• [Supplied records]
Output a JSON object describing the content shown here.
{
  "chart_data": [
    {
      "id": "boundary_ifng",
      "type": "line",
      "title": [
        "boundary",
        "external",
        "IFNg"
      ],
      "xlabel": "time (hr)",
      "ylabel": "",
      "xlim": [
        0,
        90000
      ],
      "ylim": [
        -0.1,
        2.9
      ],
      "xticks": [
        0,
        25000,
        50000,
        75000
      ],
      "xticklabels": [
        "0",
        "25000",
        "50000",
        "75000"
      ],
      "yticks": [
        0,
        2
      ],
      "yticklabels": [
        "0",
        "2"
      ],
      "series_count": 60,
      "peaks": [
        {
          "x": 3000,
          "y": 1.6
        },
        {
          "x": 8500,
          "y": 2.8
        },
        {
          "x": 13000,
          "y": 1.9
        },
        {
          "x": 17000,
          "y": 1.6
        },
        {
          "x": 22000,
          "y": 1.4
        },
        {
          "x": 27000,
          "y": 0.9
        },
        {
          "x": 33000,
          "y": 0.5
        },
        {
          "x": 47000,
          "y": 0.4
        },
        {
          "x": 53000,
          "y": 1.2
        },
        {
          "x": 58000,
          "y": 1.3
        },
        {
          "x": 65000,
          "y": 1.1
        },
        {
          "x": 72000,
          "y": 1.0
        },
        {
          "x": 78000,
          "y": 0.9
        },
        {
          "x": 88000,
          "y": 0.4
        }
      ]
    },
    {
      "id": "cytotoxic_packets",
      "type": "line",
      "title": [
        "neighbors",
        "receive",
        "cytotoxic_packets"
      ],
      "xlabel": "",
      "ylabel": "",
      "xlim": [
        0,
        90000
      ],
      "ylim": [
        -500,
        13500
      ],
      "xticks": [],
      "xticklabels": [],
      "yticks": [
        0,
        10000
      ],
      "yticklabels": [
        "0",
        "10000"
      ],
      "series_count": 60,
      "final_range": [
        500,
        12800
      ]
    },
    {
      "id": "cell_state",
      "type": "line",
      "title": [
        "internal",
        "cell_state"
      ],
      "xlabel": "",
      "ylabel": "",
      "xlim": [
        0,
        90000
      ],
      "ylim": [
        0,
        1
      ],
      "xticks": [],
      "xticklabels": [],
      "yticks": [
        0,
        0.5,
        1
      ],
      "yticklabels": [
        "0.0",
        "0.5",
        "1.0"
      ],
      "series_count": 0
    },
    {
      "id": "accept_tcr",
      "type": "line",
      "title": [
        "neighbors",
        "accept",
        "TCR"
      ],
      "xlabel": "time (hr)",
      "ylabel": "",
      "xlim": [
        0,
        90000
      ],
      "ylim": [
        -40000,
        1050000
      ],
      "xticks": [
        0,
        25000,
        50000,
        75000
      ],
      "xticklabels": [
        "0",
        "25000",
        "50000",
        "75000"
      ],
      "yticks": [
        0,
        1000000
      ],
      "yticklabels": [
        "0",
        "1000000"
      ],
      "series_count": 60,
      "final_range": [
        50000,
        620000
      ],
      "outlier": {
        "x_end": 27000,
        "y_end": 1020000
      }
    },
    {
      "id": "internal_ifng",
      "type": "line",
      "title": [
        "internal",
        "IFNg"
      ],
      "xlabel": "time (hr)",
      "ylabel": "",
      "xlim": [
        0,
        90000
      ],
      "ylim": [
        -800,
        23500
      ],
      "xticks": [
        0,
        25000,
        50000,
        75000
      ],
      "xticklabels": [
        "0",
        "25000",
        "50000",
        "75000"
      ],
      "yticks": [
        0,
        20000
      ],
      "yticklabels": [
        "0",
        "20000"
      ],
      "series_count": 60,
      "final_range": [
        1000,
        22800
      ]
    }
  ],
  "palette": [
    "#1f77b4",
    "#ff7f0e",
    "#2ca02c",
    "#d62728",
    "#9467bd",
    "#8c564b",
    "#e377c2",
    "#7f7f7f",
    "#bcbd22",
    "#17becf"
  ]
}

• [Exercise requirements]
Return all the data above once more, precisely as given.

• [Completed exercise]
Output a JSON object describing the content shown here.
{
  "chart_data": [
    {
      "id": "boundary_ifng",
      "type": "line",
      "title": [
        "boundary",
        "external",
        "IFNg"
      ],
      "xlabel": "time (hr)",
      "ylabel": "",
      "xlim": [
        0,
        90000
      ],
      "ylim": [
        -0.1,
        2.9
      ],
      "xticks": [
        0,
        25000,
        50000,
        75000
      ],
      "xticklabels": [
        "0",
        "25000",
        "50000",
        "75000"
      ],
      "yticks": [
        0,
        2
      ],
      "yticklabels": [
        "0",
        "2"
      ],
      "series_count": 60,
      "peaks": [
        {
          "x": 3000,
          "y": 1.6
        },
        {
          "x": 8500,
          "y": 2.8
        },
        {
          "x": 13000,
          "y": 1.9
        },
        {
          "x": 17000,
          "y": 1.6
        },
        {
          "x": 22000,
          "y": 1.4
        },
        {
          "x": 27000,
          "y": 0.9
        },
        {
          "x": 33000,
          "y": 0.5
        },
        {
          "x": 47000,
          "y": 0.4
        },
        {
          "x": 53000,
          "y": 1.2
        },
        {
          "x": 58000,
          "y": 1.3
        },
        {
          "x": 65000,
          "y": 1.1
        },
        {
          "x": 72000,
          "y": 1.0
        },
        {
          "x": 78000,
          "y": 0.9
        },
        {
          "x": 88000,
          "y": 0.4
        }
      ]
    },
    {
      "id": "cytotoxic_packets",
      "type": "line",
      "title": [
        "neighbors",
        "receive",
        "cytotoxic_packets"
      ],
      "xlabel": "",
      "ylabel": "",
      "xlim": [
        0,
        90000
      ],
      "ylim": [
        -500,
        13500
      ],
      "xticks": [],
      "xticklabels": [],
      "yticks": [
        0,
        10000
      ],
      "yticklabels": [
        "0",
        "10000"
      ],
      "series_count": 60,
      "final_range": [
        500,
        12800
      ]
    },
    {
      "id": "cell_state",
      "type": "line",
      "title": [
        "internal",
        "cell_state"
      ],
      "xlabel": "",
      "ylabel": "",
      "xlim": [
        0,
        90000
      ],
      "ylim": [
        0,
        1
      ],
      "xticks": [],
      "xticklabels": [],
      "yticks": [
        0,
        0.5,
        1
      ],
      "yticklabels": [
        "0.0",
        "0.5",
        "1.0"
      ],
      "series_count": 0
    },
    {
      "id": "accept_tcr",
      "type": "line",
      "title": [
        "neighbors",
        "accept",
        "TCR"
      ],
      "xlabel": "time (hr)",
      "ylabel": "",
      "xlim": [
        0,
        90000
      ],
      "ylim": [
        -40000,
        1050000
      ],
      "xticks": [
        0,
        25000,
        50000,
        75000
      ],
      "xticklabels": [
        "0",
        "25000",
        "50000",
        "75000"
      ],
      "yticks": [
        0,
        1000000
      ],
      "yticklabels": [
        "0",
        "1000000"
      ],
      "series_count": 60,
      "final_range": [
        50000,
        620000
      ],
      "outlier": {
        "x_end": 27000,
        "y_end": 1020000
      }
    },
    {
      "id": "internal_ifng",
      "type": "line",
      "title": [
        "internal",
        "IFNg"
      ],
      "xlabel": "time (hr)",
      "ylabel": "",
      "xlim": [
        0,
        90000
      ],
      "ylim": [
        -800,
        23500
      ],
      "xticks": [
        0,
        25000,
        50000,
        75000
      ],
      "xticklabels": [
        "0",
        "25000",
        "50000",
        "75000"
      ],
      "yticks": [
        0,
        20000
      ],
      "yticklabels": [
        "0",
        "20000"
      ],
      "series_count": 60,
      "final_range": [
        1000,
        22800
      ]
    }
  ],
  "palette": [
    "#1f77b4",
    "#ff7f0e",
    "#2ca02c",
    "#d62728",
    "#9467bd",
    "#8c564b",
    "#e377c2",
    "#7f7f7f",
    "#bcbd22",
    "#17becf"
  ]
}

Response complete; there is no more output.